%%

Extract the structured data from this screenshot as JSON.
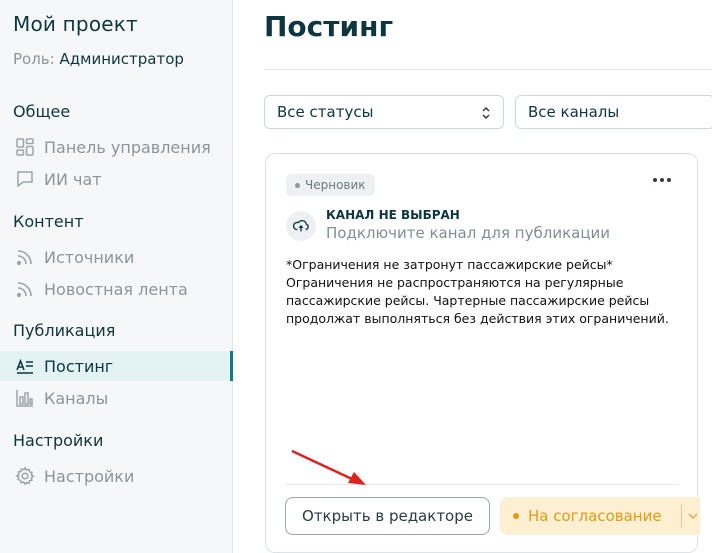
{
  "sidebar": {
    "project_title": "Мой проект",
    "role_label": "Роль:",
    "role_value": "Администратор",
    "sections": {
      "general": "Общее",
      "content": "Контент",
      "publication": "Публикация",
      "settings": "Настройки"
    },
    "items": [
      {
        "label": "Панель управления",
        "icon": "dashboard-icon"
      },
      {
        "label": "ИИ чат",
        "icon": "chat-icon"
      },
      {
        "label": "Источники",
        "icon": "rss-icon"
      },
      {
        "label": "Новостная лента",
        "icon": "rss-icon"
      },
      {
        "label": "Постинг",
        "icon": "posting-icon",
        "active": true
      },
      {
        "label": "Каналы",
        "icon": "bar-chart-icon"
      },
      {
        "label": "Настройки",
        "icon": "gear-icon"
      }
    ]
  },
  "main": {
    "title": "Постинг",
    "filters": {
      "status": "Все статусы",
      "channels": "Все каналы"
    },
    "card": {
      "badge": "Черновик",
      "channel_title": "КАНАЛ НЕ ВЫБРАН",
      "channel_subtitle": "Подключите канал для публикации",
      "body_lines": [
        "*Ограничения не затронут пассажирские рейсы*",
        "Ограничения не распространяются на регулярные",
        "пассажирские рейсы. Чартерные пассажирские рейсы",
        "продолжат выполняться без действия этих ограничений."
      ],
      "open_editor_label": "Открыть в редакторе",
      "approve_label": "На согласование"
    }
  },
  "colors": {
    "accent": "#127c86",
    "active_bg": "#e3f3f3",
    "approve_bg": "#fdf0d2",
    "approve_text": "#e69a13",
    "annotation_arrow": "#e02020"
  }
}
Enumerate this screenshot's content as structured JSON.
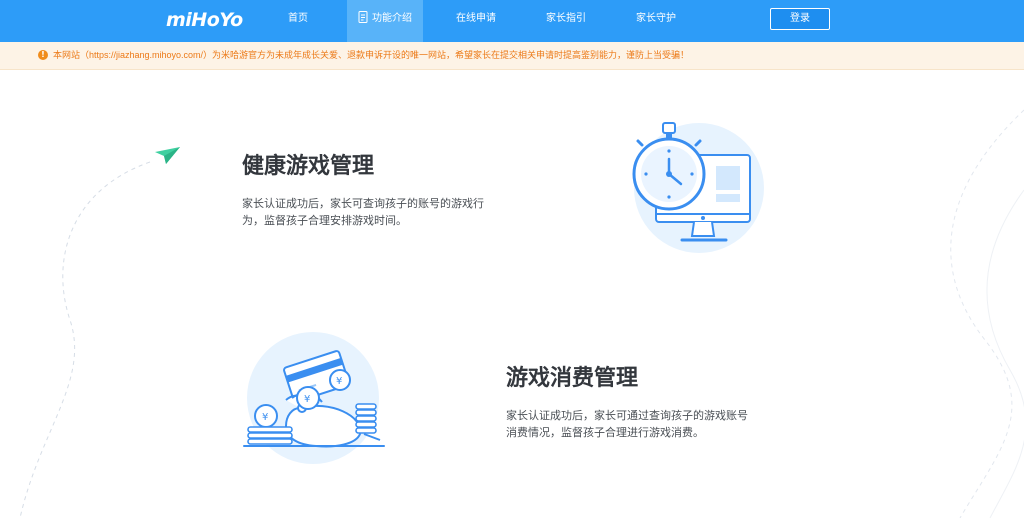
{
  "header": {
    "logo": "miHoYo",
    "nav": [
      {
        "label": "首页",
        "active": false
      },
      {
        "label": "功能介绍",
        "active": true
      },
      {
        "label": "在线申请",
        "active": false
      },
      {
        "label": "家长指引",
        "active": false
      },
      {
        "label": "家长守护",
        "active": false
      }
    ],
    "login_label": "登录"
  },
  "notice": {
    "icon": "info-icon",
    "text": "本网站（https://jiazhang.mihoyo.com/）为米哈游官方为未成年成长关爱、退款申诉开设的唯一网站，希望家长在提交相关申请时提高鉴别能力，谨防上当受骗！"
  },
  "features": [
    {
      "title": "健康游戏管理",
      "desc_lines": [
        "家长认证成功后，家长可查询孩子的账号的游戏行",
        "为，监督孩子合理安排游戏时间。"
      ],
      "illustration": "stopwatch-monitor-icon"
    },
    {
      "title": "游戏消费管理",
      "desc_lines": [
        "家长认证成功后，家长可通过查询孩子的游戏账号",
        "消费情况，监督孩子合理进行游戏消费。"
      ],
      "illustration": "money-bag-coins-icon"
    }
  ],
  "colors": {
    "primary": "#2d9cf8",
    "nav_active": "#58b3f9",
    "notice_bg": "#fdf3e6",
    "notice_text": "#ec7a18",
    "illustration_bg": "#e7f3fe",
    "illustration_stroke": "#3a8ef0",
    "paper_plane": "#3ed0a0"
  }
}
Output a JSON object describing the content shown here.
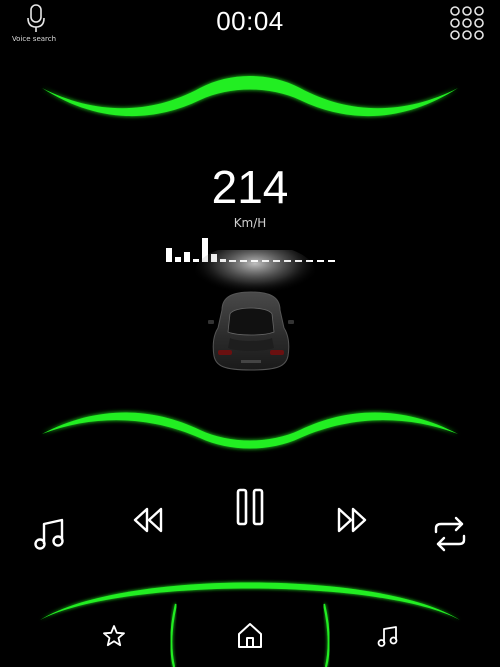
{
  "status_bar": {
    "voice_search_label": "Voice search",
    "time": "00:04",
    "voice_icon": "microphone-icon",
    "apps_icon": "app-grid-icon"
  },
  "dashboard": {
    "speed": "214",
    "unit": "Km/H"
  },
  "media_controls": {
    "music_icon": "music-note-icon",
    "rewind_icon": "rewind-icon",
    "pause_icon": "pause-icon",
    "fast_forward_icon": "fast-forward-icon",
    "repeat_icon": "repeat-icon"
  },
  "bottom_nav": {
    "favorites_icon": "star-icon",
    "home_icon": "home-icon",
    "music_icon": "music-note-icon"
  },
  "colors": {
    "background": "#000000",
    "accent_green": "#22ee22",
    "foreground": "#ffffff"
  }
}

%%

■ **Exercise prompt**
Reproduce the full listing faithfully, but do not carry over any pictures.

■ **Expected output**
Extract the structured data from this screenshot as JSON.
{
  "sidebar": {
    "project_title": "Мой проект",
    "role_label": "Роль:",
    "role_value": "Администратор",
    "sections": {
      "general": "Общее",
      "content": "Контент",
      "publication": "Публикация",
      "settings": "Настройки"
    },
    "items": [
      {
        "label": "Панель управления",
        "icon": "dashboard-icon"
      },
      {
        "label": "ИИ чат",
        "icon": "chat-icon"
      },
      {
        "label": "Источники",
        "icon": "rss-icon"
      },
      {
        "label": "Новостная лента",
        "icon": "rss-icon"
      },
      {
        "label": "Постинг",
        "icon": "posting-icon",
        "active": true
      },
      {
        "label": "Каналы",
        "icon": "bar-chart-icon"
      },
      {
        "label": "Настройки",
        "icon": "gear-icon"
      }
    ]
  },
  "main": {
    "title": "Постинг",
    "filters": {
      "status": "Все статусы",
      "channels": "Все каналы"
    },
    "card": {
      "badge": "Черновик",
      "channel_title": "КАНАЛ НЕ ВЫБРАН",
      "channel_subtitle": "Подключите канал для публикации",
      "body_lines": [
        "*Ограничения не затронут пассажирские рейсы*",
        "Ограничения не распространяются на регулярные",
        "пассажирские рейсы. Чартерные пассажирские рейсы",
        "продолжат выполняться без действия этих ограничений."
      ],
      "open_editor_label": "Открыть в редакторе",
      "approve_label": "На согласование"
    }
  },
  "colors": {
    "accent": "#127c86",
    "active_bg": "#e3f3f3",
    "approve_bg": "#fdf0d2",
    "approve_text": "#e69a13",
    "annotation_arrow": "#e02020"
  }
}
Enumerate this screenshot's content as structured JSON.
{
  "header": {
    "logo": "miHoYo",
    "nav": [
      {
        "label": "首页",
        "active": false
      },
      {
        "label": "功能介绍",
        "active": true
      },
      {
        "label": "在线申请",
        "active": false
      },
      {
        "label": "家长指引",
        "active": false
      },
      {
        "label": "家长守护",
        "active": false
      }
    ],
    "login_label": "登录"
  },
  "notice": {
    "icon": "info-icon",
    "text": "本网站（https://jiazhang.mihoyo.com/）为米哈游官方为未成年成长关爱、退款申诉开设的唯一网站，希望家长在提交相关申请时提高鉴别能力，谨防上当受骗！"
  },
  "features": [
    {
      "title": "健康游戏管理",
      "desc_lines": [
        "家长认证成功后，家长可查询孩子的账号的游戏行",
        "为，监督孩子合理安排游戏时间。"
      ],
      "illustration": "stopwatch-monitor-icon"
    },
    {
      "title": "游戏消费管理",
      "desc_lines": [
        "家长认证成功后，家长可通过查询孩子的游戏账号",
        "消费情况，监督孩子合理进行游戏消费。"
      ],
      "illustration": "money-bag-coins-icon"
    }
  ],
  "colors": {
    "primary": "#2d9cf8",
    "nav_active": "#58b3f9",
    "notice_bg": "#fdf3e6",
    "notice_text": "#ec7a18",
    "illustration_bg": "#e7f3fe",
    "illustration_stroke": "#3a8ef0",
    "paper_plane": "#3ed0a0"
  }
}
Output a JSON object describing the content shown here.
{
  "status_bar": {
    "voice_search_label": "Voice search",
    "time": "00:04",
    "voice_icon": "microphone-icon",
    "apps_icon": "app-grid-icon"
  },
  "dashboard": {
    "speed": "214",
    "unit": "Km/H"
  },
  "media_controls": {
    "music_icon": "music-note-icon",
    "rewind_icon": "rewind-icon",
    "pause_icon": "pause-icon",
    "fast_forward_icon": "fast-forward-icon",
    "repeat_icon": "repeat-icon"
  },
  "bottom_nav": {
    "favorites_icon": "star-icon",
    "home_icon": "home-icon",
    "music_icon": "music-note-icon"
  },
  "colors": {
    "background": "#000000",
    "accent_green": "#22ee22",
    "foreground": "#ffffff"
  }
}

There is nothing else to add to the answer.